**Directive:** Output every entry exactly as written, but omit the pictures.

····················

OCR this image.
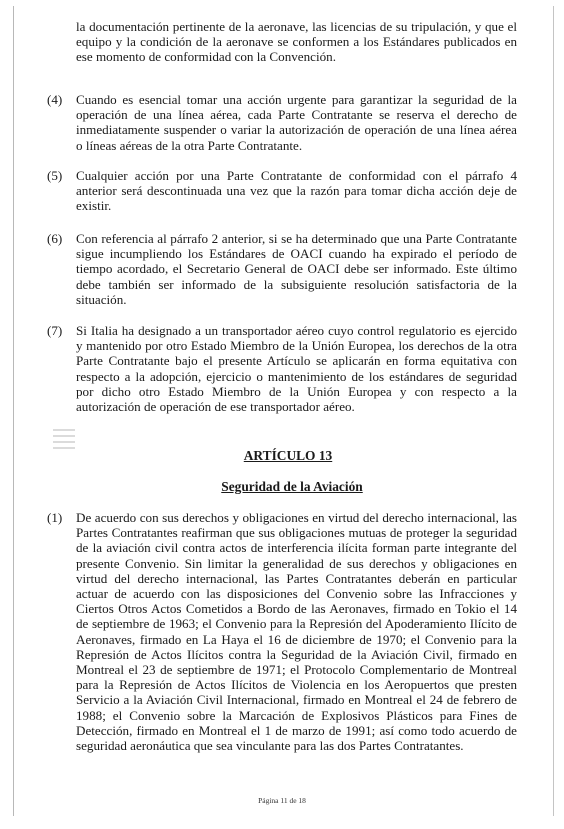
la documentación pertinente de la aeronave, las licencias de su tripulación, y que el equipo y la condición de la aeronave se conformen a los Estándares publicados en ese momento de conformidad con la Convención.
(4)	Cuando es esencial tomar una acción urgente para garantizar la seguridad de la operación de una línea aérea, cada Parte Contratante se reserva el derecho de inmediatamente suspender o variar la autorización de operación de una línea aérea o líneas aéreas de la otra Parte Contratante.
(5)	Cualquier acción por una Parte Contratante de conformidad con el párrafo 4 anterior será descontinuada una vez que la razón para tomar dicha acción deje de existir.
(6)	Con referencia al párrafo 2 anterior, si se ha determinado que una Parte Contratante sigue incumpliendo los Estándares de OACI cuando ha expirado el período de tiempo acordado, el Secretario General de OACI debe ser informado. Este último debe también ser informado de la subsiguiente resolución satisfactoria de la situación.
(7)	Si Italia ha designado a un transportador aéreo cuyo control regulatorio es ejercido y mantenido por otro Estado Miembro de la Unión Europea, los derechos de la otra Parte Contratante bajo el presente Artículo se aplicarán en forma equitativa con respecto a la adopción, ejercicio o mantenimiento de los estándares de seguridad por dicho otro Estado Miembro de la Unión Europea y con respecto a la autorización de operación de ese transportador aéreo.
ARTÍCULO 13
Seguridad de la Aviación
(1)	De acuerdo con sus derechos y obligaciones en virtud del derecho internacional, las Partes Contratantes reafirman que sus obligaciones mutuas de proteger la seguridad de la aviación civil contra actos de interferencia ilícita forman parte integrante del presente Convenio. Sin limitar la generalidad de sus derechos y obligaciones en virtud del derecho internacional, las Partes Contratantes deberán en particular actuar de acuerdo con las disposiciones del Convenio sobre las Infracciones y Ciertos Otros Actos Cometidos a Bordo de las Aeronaves, firmado en Tokio el 14 de septiembre de 1963; el Convenio para la Represión del Apoderamiento Ilícito de Aeronaves, firmado en La Haya el 16 de diciembre de 1970; el Convenio para la Represión de Actos Ilícitos contra la Seguridad de la Aviación Civil, firmado en Montreal el 23 de septiembre de 1971; el Protocolo Complementario de Montreal para la Represión de Actos Ilícitos de Violencia en los Aeropuertos que presten Servicio a la Aviación Civil Internacional, firmado en Montreal el 24 de febrero de 1988; el Convenio sobre la Marcación de Explosivos Plásticos para Fines de Detección, firmado en Montreal el 1 de marzo de 1991; así como todo acuerdo de seguridad aeronáutica que sea vinculante para las dos Partes Contratantes.
Página 11 de 18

····················

**Result of the exercise:**
OCR this image.
la documentación pertinente de la aeronave, las licencias de su tripulación, y que el equipo y la condición de la aeronave se conformen a los Estándares publicados en ese momento de conformidad con la Convención.
(4)	Cuando es esencial tomar una acción urgente para garantizar la seguridad de la operación de una línea aérea, cada Parte Contratante se reserva el derecho de inmediatamente suspender o variar la autorización de operación de una línea aérea o líneas aéreas de la otra Parte Contratante.
(5)	Cualquier acción por una Parte Contratante de conformidad con el párrafo 4 anterior será descontinuada una vez que la razón para tomar dicha acción deje de existir.
(6)	Con referencia al párrafo 2 anterior, si se ha determinado que una Parte Contratante sigue incumpliendo los Estándares de OACI cuando ha expirado el período de tiempo acordado, el Secretario General de OACI debe ser informado. Este último debe también ser informado de la subsiguiente resolución satisfactoria de la situación.
(7)	Si Italia ha designado a un transportador aéreo cuyo control regulatorio es ejercido y mantenido por otro Estado Miembro de la Unión Europea, los derechos de la otra Parte Contratante bajo el presente Artículo se aplicarán en forma equitativa con respecto a la adopción, ejercicio o mantenimiento de los estándares de seguridad por dicho otro Estado Miembro de la Unión Europea y con respecto a la autorización de operación de ese transportador aéreo.
ARTÍCULO 13
Seguridad de la Aviación
(1)	De acuerdo con sus derechos y obligaciones en virtud del derecho internacional, las Partes Contratantes reafirman que sus obligaciones mutuas de proteger la seguridad de la aviación civil contra actos de interferencia ilícita forman parte integrante del presente Convenio. Sin limitar la generalidad de sus derechos y obligaciones en virtud del derecho internacional, las Partes Contratantes deberán en particular actuar de acuerdo con las disposiciones del Convenio sobre las Infracciones y Ciertos Otros Actos Cometidos a Bordo de las Aeronaves, firmado en Tokio el 14 de septiembre de 1963; el Convenio para la Represión del Apoderamiento Ilícito de Aeronaves, firmado en La Haya el 16 de diciembre de 1970; el Convenio para la Represión de Actos Ilícitos contra la Seguridad de la Aviación Civil, firmado en Montreal el 23 de septiembre de 1971; el Protocolo Complementario de Montreal para la Represión de Actos Ilícitos de Violencia en los Aeropuertos que presten Servicio a la Aviación Civil Internacional, firmado en Montreal el 24 de febrero de 1988; el Convenio sobre la Marcación de Explosivos Plásticos para Fines de Detección, firmado en Montreal el 1 de marzo de 1991; así como todo acuerdo de seguridad aeronáutica que sea vinculante para las dos Partes Contratantes.
Página 11 de 18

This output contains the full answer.